» **YOUR OBJECTIVE**:
The entries below need to be written out exactly, with no pictures included.

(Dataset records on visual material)
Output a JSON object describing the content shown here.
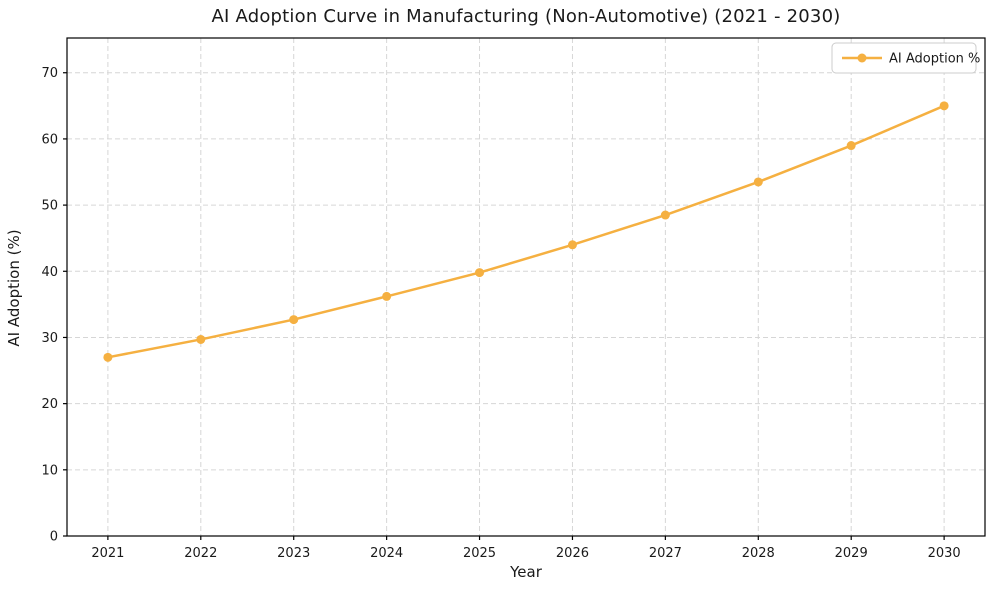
{
  "figure": {
    "background": "#ffffff"
  },
  "chart_data": {
    "type": "line",
    "title": "AI Adoption Curve in Manufacturing (Non-Automotive) (2021 - 2030)",
    "xlabel": "Year",
    "ylabel": "AI Adoption (%)",
    "x": [
      2021,
      2022,
      2023,
      2024,
      2025,
      2026,
      2027,
      2028,
      2029,
      2030
    ],
    "series": [
      {
        "name": "AI Adoption %",
        "values": [
          27.0,
          29.7,
          32.7,
          36.2,
          39.8,
          44.0,
          48.5,
          53.5,
          59.0,
          65.0
        ],
        "color": "#F5B041",
        "marker": "circle",
        "line_width": 2.5,
        "marker_radius": 4.5
      }
    ],
    "xticks": [
      2021,
      2022,
      2023,
      2024,
      2025,
      2026,
      2027,
      2028,
      2029,
      2030
    ],
    "yticks": [
      0,
      10,
      20,
      30,
      40,
      50,
      60,
      70
    ],
    "xlim": [
      2020.56,
      2030.44
    ],
    "ylim": [
      0,
      75.25
    ],
    "grid": {
      "visible": true,
      "style": "dashed",
      "color": "#d6d6d6"
    },
    "legend": {
      "position": "upper right",
      "entries": [
        "AI Adoption %"
      ]
    },
    "spine_color": "#000000",
    "tick_label_size": 13,
    "tick_label_color": "#1a1a1a"
  }
}
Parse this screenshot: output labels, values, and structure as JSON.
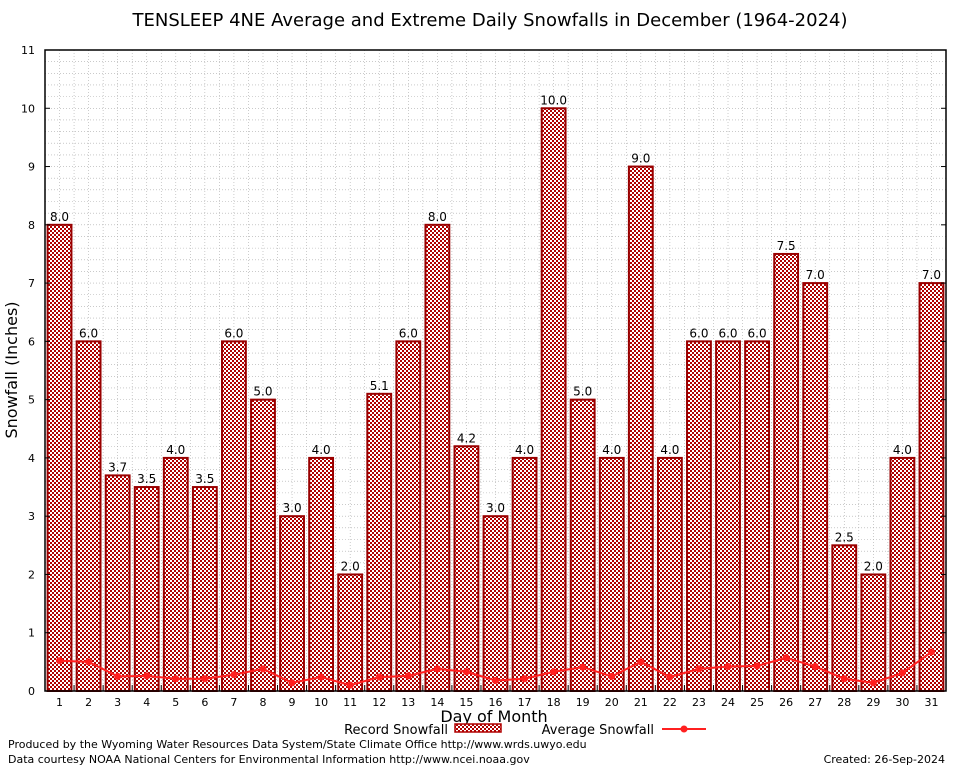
{
  "chart_data": {
    "type": "bar",
    "title": "TENSLEEP 4NE Average and Extreme Daily Snowfalls in December (1964-2024)",
    "xlabel": "Day of Month",
    "ylabel": "Snowfall (Inches)",
    "ylim": [
      0,
      11
    ],
    "yticks": [
      "0",
      "1",
      "2",
      "3",
      "4",
      "5",
      "6",
      "7",
      "8",
      "9",
      "10",
      "11"
    ],
    "grid": true,
    "categories": [
      "1",
      "2",
      "3",
      "4",
      "5",
      "6",
      "7",
      "8",
      "9",
      "10",
      "11",
      "12",
      "13",
      "14",
      "15",
      "16",
      "17",
      "18",
      "19",
      "20",
      "21",
      "22",
      "23",
      "24",
      "25",
      "26",
      "27",
      "28",
      "29",
      "30",
      "31"
    ],
    "series": [
      {
        "name": "Record Snowfall",
        "type": "bar",
        "color": "#b00000",
        "values": [
          8.0,
          6.0,
          3.7,
          3.5,
          4.0,
          3.5,
          6.0,
          5.0,
          3.0,
          4.0,
          2.0,
          5.1,
          6.0,
          8.0,
          4.2,
          3.0,
          4.0,
          10.0,
          5.0,
          4.0,
          9.0,
          4.0,
          6.0,
          6.0,
          6.0,
          7.5,
          7.0,
          2.5,
          2.0,
          4.0,
          7.0
        ],
        "labels": [
          "8.0",
          "6.0",
          "3.7",
          "3.5",
          "4.0",
          "3.5",
          "6.0",
          "5.0",
          "3.0",
          "4.0",
          "2.0",
          "5.1",
          "6.0",
          "8.0",
          "4.2",
          "3.0",
          "4.0",
          "10.0",
          "5.0",
          "4.0",
          "9.0",
          "4.0",
          "6.0",
          "6.0",
          "6.0",
          "7.5",
          "7.0",
          "2.5",
          "2.0",
          "4.0",
          "7.0"
        ]
      },
      {
        "name": "Average Snowfall",
        "type": "line",
        "color": "#ff2020",
        "values": [
          0.52,
          0.5,
          0.25,
          0.26,
          0.21,
          0.21,
          0.28,
          0.38,
          0.14,
          0.24,
          0.1,
          0.24,
          0.26,
          0.38,
          0.33,
          0.18,
          0.21,
          0.33,
          0.41,
          0.25,
          0.5,
          0.24,
          0.38,
          0.42,
          0.43,
          0.57,
          0.42,
          0.21,
          0.14,
          0.31,
          0.67
        ]
      }
    ],
    "legend_position": "bottom-center"
  },
  "footer": {
    "line1": "Produced by the Wyoming Water Resources Data System/State Climate Office http://www.wrds.uwyo.edu",
    "line2": "Data courtesy NOAA National Centers for Environmental Information http://www.ncei.noaa.gov",
    "created": "Created: 26-Sep-2024"
  }
}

» **FULL RESPONSE**:
Output a JSON object describing the content shown here.
{
  "figure": {
    "background": "#ffffff"
  },
  "chart_data": {
    "type": "line",
    "title": "AI Adoption Curve in Manufacturing (Non-Automotive) (2021 - 2030)",
    "xlabel": "Year",
    "ylabel": "AI Adoption (%)",
    "x": [
      2021,
      2022,
      2023,
      2024,
      2025,
      2026,
      2027,
      2028,
      2029,
      2030
    ],
    "series": [
      {
        "name": "AI Adoption %",
        "values": [
          27.0,
          29.7,
          32.7,
          36.2,
          39.8,
          44.0,
          48.5,
          53.5,
          59.0,
          65.0
        ],
        "color": "#F5B041",
        "marker": "circle",
        "line_width": 2.5,
        "marker_radius": 4.5
      }
    ],
    "xticks": [
      2021,
      2022,
      2023,
      2024,
      2025,
      2026,
      2027,
      2028,
      2029,
      2030
    ],
    "yticks": [
      0,
      10,
      20,
      30,
      40,
      50,
      60,
      70
    ],
    "xlim": [
      2020.56,
      2030.44
    ],
    "ylim": [
      0,
      75.25
    ],
    "grid": {
      "visible": true,
      "style": "dashed",
      "color": "#d6d6d6"
    },
    "legend": {
      "position": "upper right",
      "entries": [
        "AI Adoption %"
      ]
    },
    "spine_color": "#000000",
    "tick_label_size": 13,
    "tick_label_color": "#1a1a1a"
  }
}
Parse this screenshot: output labels, values, and structure as JSON.
{
  "chart_data": {
    "type": "bar",
    "title": "TENSLEEP 4NE Average and Extreme Daily Snowfalls in December (1964-2024)",
    "xlabel": "Day of Month",
    "ylabel": "Snowfall (Inches)",
    "ylim": [
      0,
      11
    ],
    "yticks": [
      "0",
      "1",
      "2",
      "3",
      "4",
      "5",
      "6",
      "7",
      "8",
      "9",
      "10",
      "11"
    ],
    "grid": true,
    "categories": [
      "1",
      "2",
      "3",
      "4",
      "5",
      "6",
      "7",
      "8",
      "9",
      "10",
      "11",
      "12",
      "13",
      "14",
      "15",
      "16",
      "17",
      "18",
      "19",
      "20",
      "21",
      "22",
      "23",
      "24",
      "25",
      "26",
      "27",
      "28",
      "29",
      "30",
      "31"
    ],
    "series": [
      {
        "name": "Record Snowfall",
        "type": "bar",
        "color": "#b00000",
        "values": [
          8.0,
          6.0,
          3.7,
          3.5,
          4.0,
          3.5,
          6.0,
          5.0,
          3.0,
          4.0,
          2.0,
          5.1,
          6.0,
          8.0,
          4.2,
          3.0,
          4.0,
          10.0,
          5.0,
          4.0,
          9.0,
          4.0,
          6.0,
          6.0,
          6.0,
          7.5,
          7.0,
          2.5,
          2.0,
          4.0,
          7.0
        ],
        "labels": [
          "8.0",
          "6.0",
          "3.7",
          "3.5",
          "4.0",
          "3.5",
          "6.0",
          "5.0",
          "3.0",
          "4.0",
          "2.0",
          "5.1",
          "6.0",
          "8.0",
          "4.2",
          "3.0",
          "4.0",
          "10.0",
          "5.0",
          "4.0",
          "9.0",
          "4.0",
          "6.0",
          "6.0",
          "6.0",
          "7.5",
          "7.0",
          "2.5",
          "2.0",
          "4.0",
          "7.0"
        ]
      },
      {
        "name": "Average Snowfall",
        "type": "line",
        "color": "#ff2020",
        "values": [
          0.52,
          0.5,
          0.25,
          0.26,
          0.21,
          0.21,
          0.28,
          0.38,
          0.14,
          0.24,
          0.1,
          0.24,
          0.26,
          0.38,
          0.33,
          0.18,
          0.21,
          0.33,
          0.41,
          0.25,
          0.5,
          0.24,
          0.38,
          0.42,
          0.43,
          0.57,
          0.42,
          0.21,
          0.14,
          0.31,
          0.67
        ]
      }
    ],
    "legend_position": "bottom-center"
  },
  "footer": {
    "line1": "Produced by the Wyoming Water Resources Data System/State Climate Office http://www.wrds.uwyo.edu",
    "line2": "Data courtesy NOAA National Centers for Environmental Information http://www.ncei.noaa.gov",
    "created": "Created: 26-Sep-2024"
  }
}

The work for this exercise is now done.